=== EXERCISE BRIEF ===
Make an exact copy of all the entries, but do not reproduce the pictures.

=== LISTED ENTRIES ===
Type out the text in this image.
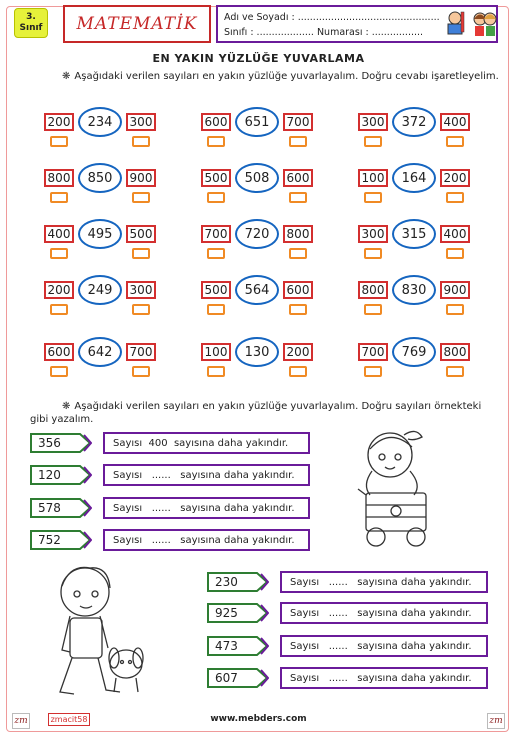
3.
Sınıf MATEMATİK	Adı ve Soyadı : ...............................................
Sınıfı : ................... Numarası : .................
EN YAKIN YÜZLÜĞE YUVARLAMA
❋ Aşağıdaki verilen sayıları en yakın yüzlüğe yuvarlayalım. Doğru cevabı işaretleyelim.
200	234	300	600	651	700	300	372	400
800	850	900	500	508	600	100	164	200
400	495	500	700	720	800	300	315	400
200	249	300	500	564	600	800	830	900
600	642	700	100	130	200	700	769	800
❋ Aşağıdaki verilen sayıları en yakın yüzlüğe yuvarlayalım. Doğru sayıları örnekteki
gibi yazalım.
356	Sayısı  400  sayısına daha yakındır.
120	Sayısı   ......   sayısına daha yakındır.
578	Sayısı   ......   sayısına daha yakındır.
752	Sayısı   ......   sayısına daha yakındır.
230	Sayısı   ......   sayısına daha yakındır.
925	Sayısı   ......   sayısına daha yakındır.
473	Sayısı   ......   sayısına daha yakındır.
607	Sayısı   ......   sayısına daha yakındır.
zmacit58	www.mebders.com
zm	zm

=== EXPECTED OUTPUT ===
Type out the text in this image.
3.
Sınıf MATEMATİK	Adı ve Soyadı : ...............................................
Sınıfı : ................... Numarası : .................
EN YAKIN YÜZLÜĞE YUVARLAMA
❋ Aşağıdaki verilen sayıları en yakın yüzlüğe yuvarlayalım. Doğru cevabı işaretleyelim.
200	234	300	600	651	700	300	372	400
800	850	900	500	508	600	100	164	200
400	495	500	700	720	800	300	315	400
200	249	300	500	564	600	800	830	900
600	642	700	100	130	200	700	769	800
❋ Aşağıdaki verilen sayıları en yakın yüzlüğe yuvarlayalım. Doğru sayıları örnekteki
gibi yazalım.
356	Sayısı  400  sayısına daha yakındır.
120	Sayısı   ......   sayısına daha yakındır.
578	Sayısı   ......   sayısına daha yakındır.
752	Sayısı   ......   sayısına daha yakındır.
230	Sayısı   ......   sayısına daha yakındır.
925	Sayısı   ......   sayısına daha yakındır.
473	Sayısı   ......   sayısına daha yakındır.
607	Sayısı   ......   sayısına daha yakındır.
zmacit58	www.mebders.com
zm	zm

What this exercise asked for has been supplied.